■ **AIM OF THE EXERCISE**
Transcribe all of the records precisely as they are presented.

Raw records:
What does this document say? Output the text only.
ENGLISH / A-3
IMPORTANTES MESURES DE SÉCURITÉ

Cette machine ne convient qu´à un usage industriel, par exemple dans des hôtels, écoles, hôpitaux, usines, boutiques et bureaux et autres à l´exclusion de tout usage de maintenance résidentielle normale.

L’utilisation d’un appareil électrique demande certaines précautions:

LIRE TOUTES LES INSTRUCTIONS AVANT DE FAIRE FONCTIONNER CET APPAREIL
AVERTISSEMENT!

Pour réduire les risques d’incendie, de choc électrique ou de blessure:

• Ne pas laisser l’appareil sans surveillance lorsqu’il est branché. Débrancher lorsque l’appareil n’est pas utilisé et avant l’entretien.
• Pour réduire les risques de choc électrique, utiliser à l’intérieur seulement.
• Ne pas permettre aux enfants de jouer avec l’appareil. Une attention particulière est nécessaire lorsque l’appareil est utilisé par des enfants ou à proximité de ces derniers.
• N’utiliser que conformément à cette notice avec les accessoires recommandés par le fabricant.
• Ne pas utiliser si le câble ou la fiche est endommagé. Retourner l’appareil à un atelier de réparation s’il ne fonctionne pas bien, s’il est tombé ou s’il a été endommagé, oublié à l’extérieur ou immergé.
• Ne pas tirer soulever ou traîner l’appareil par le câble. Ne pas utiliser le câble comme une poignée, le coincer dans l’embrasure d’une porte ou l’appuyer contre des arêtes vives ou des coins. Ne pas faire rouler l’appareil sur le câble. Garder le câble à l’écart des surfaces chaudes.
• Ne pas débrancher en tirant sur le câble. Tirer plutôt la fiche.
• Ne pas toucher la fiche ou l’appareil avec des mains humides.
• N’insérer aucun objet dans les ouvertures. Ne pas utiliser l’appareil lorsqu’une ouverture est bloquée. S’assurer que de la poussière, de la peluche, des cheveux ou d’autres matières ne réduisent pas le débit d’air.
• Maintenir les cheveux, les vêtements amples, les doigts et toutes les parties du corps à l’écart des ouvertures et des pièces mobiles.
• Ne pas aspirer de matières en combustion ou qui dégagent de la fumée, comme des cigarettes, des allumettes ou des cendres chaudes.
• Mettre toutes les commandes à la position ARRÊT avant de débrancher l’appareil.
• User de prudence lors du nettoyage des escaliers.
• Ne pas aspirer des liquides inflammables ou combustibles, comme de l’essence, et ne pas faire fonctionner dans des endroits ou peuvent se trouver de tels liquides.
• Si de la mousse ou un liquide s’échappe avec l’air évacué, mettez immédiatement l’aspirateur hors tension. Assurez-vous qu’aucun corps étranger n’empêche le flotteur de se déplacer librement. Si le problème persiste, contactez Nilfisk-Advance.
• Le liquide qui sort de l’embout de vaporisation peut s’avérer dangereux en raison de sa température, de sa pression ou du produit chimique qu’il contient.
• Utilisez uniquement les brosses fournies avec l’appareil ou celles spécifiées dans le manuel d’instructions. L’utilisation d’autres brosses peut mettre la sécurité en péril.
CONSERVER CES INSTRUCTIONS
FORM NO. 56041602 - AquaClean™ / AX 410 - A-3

■ **THE OUTPUT**
What does this document say? Output the text only.
ENGLISH / A-3
IMPORTANTES MESURES DE SÉCURITÉ

Cette machine ne convient qu´à un usage industriel, par exemple dans des hôtels, écoles, hôpitaux, usines, boutiques et bureaux et autres à l´exclusion de tout usage de maintenance résidentielle normale.

L’utilisation d’un appareil électrique demande certaines précautions:

LIRE TOUTES LES INSTRUCTIONS AVANT DE FAIRE FONCTIONNER CET APPAREIL
AVERTISSEMENT!

Pour réduire les risques d’incendie, de choc électrique ou de blessure:

• Ne pas laisser l’appareil sans surveillance lorsqu’il est branché. Débrancher lorsque l’appareil n’est pas utilisé et avant l’entretien.
• Pour réduire les risques de choc électrique, utiliser à l’intérieur seulement.
• Ne pas permettre aux enfants de jouer avec l’appareil. Une attention particulière est nécessaire lorsque l’appareil est utilisé par des enfants ou à proximité de ces derniers.
• N’utiliser que conformément à cette notice avec les accessoires recommandés par le fabricant.
• Ne pas utiliser si le câble ou la fiche est endommagé. Retourner l’appareil à un atelier de réparation s’il ne fonctionne pas bien, s’il est tombé ou s’il a été endommagé, oublié à l’extérieur ou immergé.
• Ne pas tirer soulever ou traîner l’appareil par le câble. Ne pas utiliser le câble comme une poignée, le coincer dans l’embrasure d’une porte ou l’appuyer contre des arêtes vives ou des coins. Ne pas faire rouler l’appareil sur le câble. Garder le câble à l’écart des surfaces chaudes.
• Ne pas débrancher en tirant sur le câble. Tirer plutôt la fiche.
• Ne pas toucher la fiche ou l’appareil avec des mains humides.
• N’insérer aucun objet dans les ouvertures. Ne pas utiliser l’appareil lorsqu’une ouverture est bloquée. S’assurer que de la poussière, de la peluche, des cheveux ou d’autres matières ne réduisent pas le débit d’air.
• Maintenir les cheveux, les vêtements amples, les doigts et toutes les parties du corps à l’écart des ouvertures et des pièces mobiles.
• Ne pas aspirer de matières en combustion ou qui dégagent de la fumée, comme des cigarettes, des allumettes ou des cendres chaudes.
• Mettre toutes les commandes à la position ARRÊT avant de débrancher l’appareil.
• User de prudence lors du nettoyage des escaliers.
• Ne pas aspirer des liquides inflammables ou combustibles, comme de l’essence, et ne pas faire fonctionner dans des endroits ou peuvent se trouver de tels liquides.
• Si de la mousse ou un liquide s’échappe avec l’air évacué, mettez immédiatement l’aspirateur hors tension. Assurez-vous qu’aucun corps étranger n’empêche le flotteur de se déplacer librement. Si le problème persiste, contactez Nilfisk-Advance.
• Le liquide qui sort de l’embout de vaporisation peut s’avérer dangereux en raison de sa température, de sa pression ou du produit chimique qu’il contient.
• Utilisez uniquement les brosses fournies avec l’appareil ou celles spécifiées dans le manuel d’instructions. L’utilisation d’autres brosses peut mettre la sécurité en péril.
CONSERVER CES INSTRUCTIONS
FORM NO. 56041602 - AquaClean™ / AX 410 - A-3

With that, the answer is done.